**Set problem**
Please transcribe the records precisely; pictures stay out of your copy.

**Dataset excerpts**
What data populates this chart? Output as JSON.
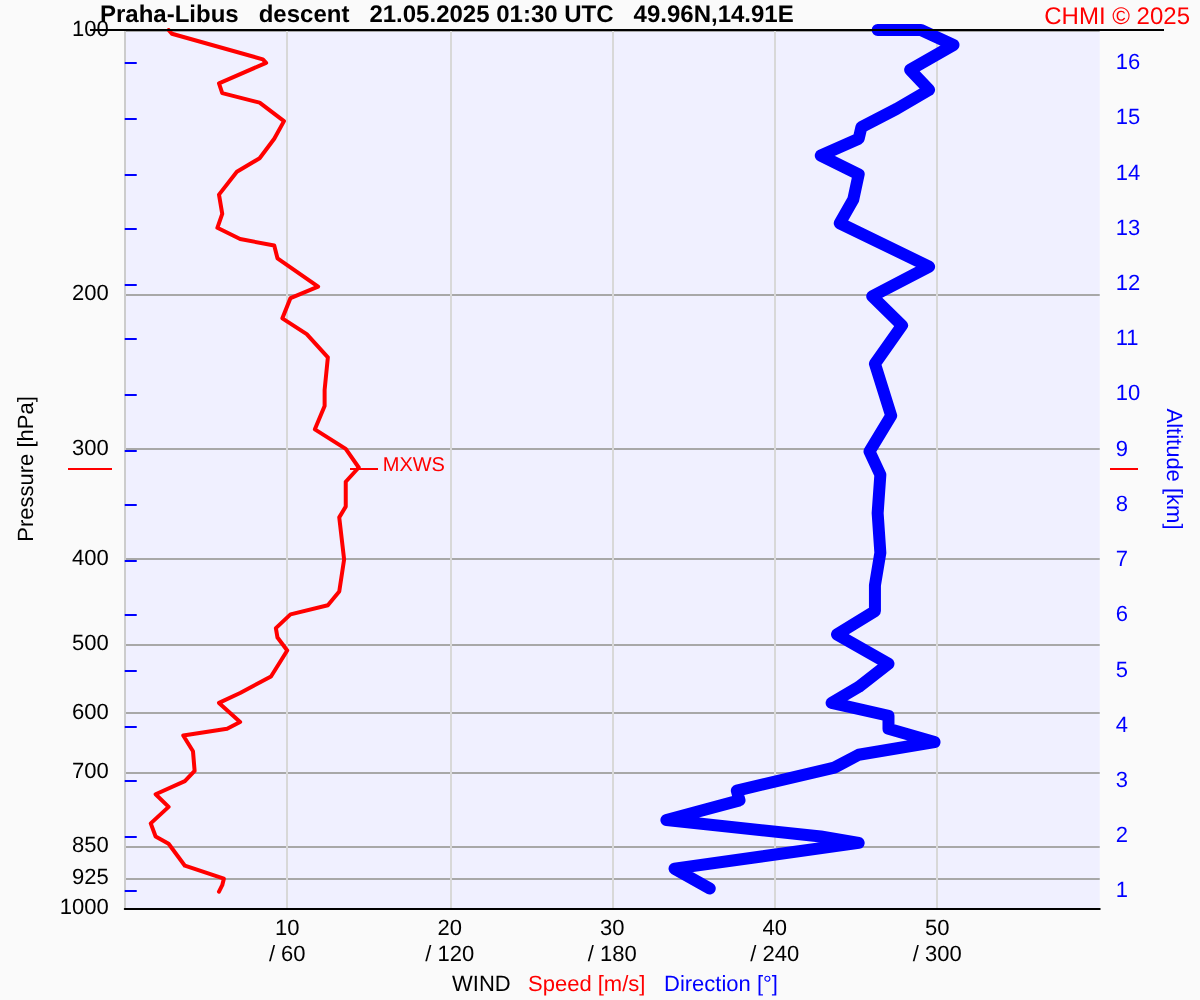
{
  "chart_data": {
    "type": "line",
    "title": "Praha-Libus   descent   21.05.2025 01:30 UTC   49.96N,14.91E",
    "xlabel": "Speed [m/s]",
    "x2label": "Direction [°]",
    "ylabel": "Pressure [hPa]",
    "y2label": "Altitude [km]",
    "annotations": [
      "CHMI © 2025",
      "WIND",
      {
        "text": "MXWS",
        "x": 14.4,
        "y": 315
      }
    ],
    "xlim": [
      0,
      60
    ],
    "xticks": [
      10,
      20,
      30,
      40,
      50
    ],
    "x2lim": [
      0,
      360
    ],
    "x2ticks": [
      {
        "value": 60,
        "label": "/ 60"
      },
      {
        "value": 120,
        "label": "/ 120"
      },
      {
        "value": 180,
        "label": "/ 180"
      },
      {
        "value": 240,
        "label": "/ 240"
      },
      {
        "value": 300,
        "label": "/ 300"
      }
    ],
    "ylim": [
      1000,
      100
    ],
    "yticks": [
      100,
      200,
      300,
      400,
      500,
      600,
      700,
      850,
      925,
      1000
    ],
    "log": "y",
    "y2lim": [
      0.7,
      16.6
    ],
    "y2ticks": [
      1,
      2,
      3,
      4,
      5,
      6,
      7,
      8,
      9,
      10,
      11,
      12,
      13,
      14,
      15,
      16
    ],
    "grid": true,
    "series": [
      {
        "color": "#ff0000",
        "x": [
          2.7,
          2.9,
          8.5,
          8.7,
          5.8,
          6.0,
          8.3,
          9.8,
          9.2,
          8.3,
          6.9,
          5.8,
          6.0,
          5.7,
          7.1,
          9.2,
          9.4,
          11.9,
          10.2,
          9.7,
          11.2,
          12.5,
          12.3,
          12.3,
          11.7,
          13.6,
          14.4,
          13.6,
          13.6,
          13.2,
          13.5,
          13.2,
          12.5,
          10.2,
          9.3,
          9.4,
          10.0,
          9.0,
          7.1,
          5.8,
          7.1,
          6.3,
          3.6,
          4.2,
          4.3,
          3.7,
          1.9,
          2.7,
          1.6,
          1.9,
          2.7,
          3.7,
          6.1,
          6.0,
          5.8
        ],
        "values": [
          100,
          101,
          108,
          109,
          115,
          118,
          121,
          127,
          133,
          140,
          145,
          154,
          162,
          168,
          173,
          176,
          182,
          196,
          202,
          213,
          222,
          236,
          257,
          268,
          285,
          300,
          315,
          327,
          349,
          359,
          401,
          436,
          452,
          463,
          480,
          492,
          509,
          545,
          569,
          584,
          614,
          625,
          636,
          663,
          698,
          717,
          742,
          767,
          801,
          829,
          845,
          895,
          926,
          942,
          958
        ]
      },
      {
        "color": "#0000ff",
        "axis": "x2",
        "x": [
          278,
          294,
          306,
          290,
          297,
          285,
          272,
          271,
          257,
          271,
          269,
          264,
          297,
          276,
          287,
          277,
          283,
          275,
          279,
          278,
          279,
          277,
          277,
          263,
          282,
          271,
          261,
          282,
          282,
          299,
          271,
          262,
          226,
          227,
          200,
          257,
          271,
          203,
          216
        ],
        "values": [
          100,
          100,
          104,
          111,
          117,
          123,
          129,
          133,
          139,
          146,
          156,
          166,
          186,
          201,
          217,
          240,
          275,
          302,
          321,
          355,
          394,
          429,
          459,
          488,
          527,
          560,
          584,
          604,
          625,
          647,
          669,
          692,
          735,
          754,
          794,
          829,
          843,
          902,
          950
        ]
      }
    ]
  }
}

**Worked answer**
What data populates this chart? Output as JSON.
{
  "chart_data": {
    "type": "line",
    "title": "Praha-Libus   descent   21.05.2025 01:30 UTC   49.96N,14.91E",
    "xlabel": "Speed [m/s]",
    "x2label": "Direction [°]",
    "ylabel": "Pressure [hPa]",
    "y2label": "Altitude [km]",
    "annotations": [
      "CHMI © 2025",
      "WIND",
      {
        "text": "MXWS",
        "x": 14.4,
        "y": 315
      }
    ],
    "xlim": [
      0,
      60
    ],
    "xticks": [
      10,
      20,
      30,
      40,
      50
    ],
    "x2lim": [
      0,
      360
    ],
    "x2ticks": [
      {
        "value": 60,
        "label": "/ 60"
      },
      {
        "value": 120,
        "label": "/ 120"
      },
      {
        "value": 180,
        "label": "/ 180"
      },
      {
        "value": 240,
        "label": "/ 240"
      },
      {
        "value": 300,
        "label": "/ 300"
      }
    ],
    "ylim": [
      1000,
      100
    ],
    "yticks": [
      100,
      200,
      300,
      400,
      500,
      600,
      700,
      850,
      925,
      1000
    ],
    "log": "y",
    "y2lim": [
      0.7,
      16.6
    ],
    "y2ticks": [
      1,
      2,
      3,
      4,
      5,
      6,
      7,
      8,
      9,
      10,
      11,
      12,
      13,
      14,
      15,
      16
    ],
    "grid": true,
    "series": [
      {
        "color": "#ff0000",
        "x": [
          2.7,
          2.9,
          8.5,
          8.7,
          5.8,
          6.0,
          8.3,
          9.8,
          9.2,
          8.3,
          6.9,
          5.8,
          6.0,
          5.7,
          7.1,
          9.2,
          9.4,
          11.9,
          10.2,
          9.7,
          11.2,
          12.5,
          12.3,
          12.3,
          11.7,
          13.6,
          14.4,
          13.6,
          13.6,
          13.2,
          13.5,
          13.2,
          12.5,
          10.2,
          9.3,
          9.4,
          10.0,
          9.0,
          7.1,
          5.8,
          7.1,
          6.3,
          3.6,
          4.2,
          4.3,
          3.7,
          1.9,
          2.7,
          1.6,
          1.9,
          2.7,
          3.7,
          6.1,
          6.0,
          5.8
        ],
        "values": [
          100,
          101,
          108,
          109,
          115,
          118,
          121,
          127,
          133,
          140,
          145,
          154,
          162,
          168,
          173,
          176,
          182,
          196,
          202,
          213,
          222,
          236,
          257,
          268,
          285,
          300,
          315,
          327,
          349,
          359,
          401,
          436,
          452,
          463,
          480,
          492,
          509,
          545,
          569,
          584,
          614,
          625,
          636,
          663,
          698,
          717,
          742,
          767,
          801,
          829,
          845,
          895,
          926,
          942,
          958
        ]
      },
      {
        "color": "#0000ff",
        "axis": "x2",
        "x": [
          278,
          294,
          306,
          290,
          297,
          285,
          272,
          271,
          257,
          271,
          269,
          264,
          297,
          276,
          287,
          277,
          283,
          275,
          279,
          278,
          279,
          277,
          277,
          263,
          282,
          271,
          261,
          282,
          282,
          299,
          271,
          262,
          226,
          227,
          200,
          257,
          271,
          203,
          216
        ],
        "values": [
          100,
          100,
          104,
          111,
          117,
          123,
          129,
          133,
          139,
          146,
          156,
          166,
          186,
          201,
          217,
          240,
          275,
          302,
          321,
          355,
          394,
          429,
          459,
          488,
          527,
          560,
          584,
          604,
          625,
          647,
          669,
          692,
          735,
          754,
          794,
          829,
          843,
          902,
          950
        ]
      }
    ]
  }
}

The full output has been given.